[start DATA PROVIDED]

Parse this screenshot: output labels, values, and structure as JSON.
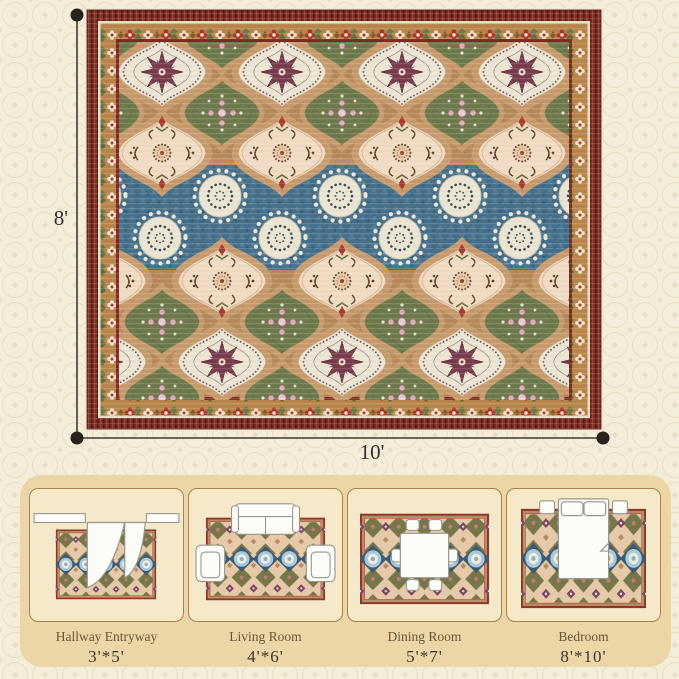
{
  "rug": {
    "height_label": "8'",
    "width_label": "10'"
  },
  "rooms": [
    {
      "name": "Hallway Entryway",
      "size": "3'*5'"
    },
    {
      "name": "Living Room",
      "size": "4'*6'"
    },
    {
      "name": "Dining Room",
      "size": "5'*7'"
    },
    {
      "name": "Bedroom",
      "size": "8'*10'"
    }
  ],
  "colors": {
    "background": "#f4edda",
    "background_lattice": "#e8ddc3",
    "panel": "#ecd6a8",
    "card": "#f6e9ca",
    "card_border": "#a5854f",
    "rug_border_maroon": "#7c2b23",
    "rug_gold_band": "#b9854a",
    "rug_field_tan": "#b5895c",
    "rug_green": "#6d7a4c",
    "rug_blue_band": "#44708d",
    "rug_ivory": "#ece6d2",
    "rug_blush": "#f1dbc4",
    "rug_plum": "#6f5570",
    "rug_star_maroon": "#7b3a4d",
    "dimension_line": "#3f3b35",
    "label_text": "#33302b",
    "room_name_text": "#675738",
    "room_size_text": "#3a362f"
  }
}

[end DATA PROVIDED]

*AIM:*
The pictures in the entries should be left out; output everything else exactly.

*OUTPUT OF THE TASK:*
Parse this screenshot: output labels, values, and structure as JSON.
{
  "rug": {
    "height_label": "8'",
    "width_label": "10'"
  },
  "rooms": [
    {
      "name": "Hallway Entryway",
      "size": "3'*5'"
    },
    {
      "name": "Living Room",
      "size": "4'*6'"
    },
    {
      "name": "Dining Room",
      "size": "5'*7'"
    },
    {
      "name": "Bedroom",
      "size": "8'*10'"
    }
  ],
  "colors": {
    "background": "#f4edda",
    "background_lattice": "#e8ddc3",
    "panel": "#ecd6a8",
    "card": "#f6e9ca",
    "card_border": "#a5854f",
    "rug_border_maroon": "#7c2b23",
    "rug_gold_band": "#b9854a",
    "rug_field_tan": "#b5895c",
    "rug_green": "#6d7a4c",
    "rug_blue_band": "#44708d",
    "rug_ivory": "#ece6d2",
    "rug_blush": "#f1dbc4",
    "rug_plum": "#6f5570",
    "rug_star_maroon": "#7b3a4d",
    "dimension_line": "#3f3b35",
    "label_text": "#33302b",
    "room_name_text": "#675738",
    "room_size_text": "#3a362f"
  }
}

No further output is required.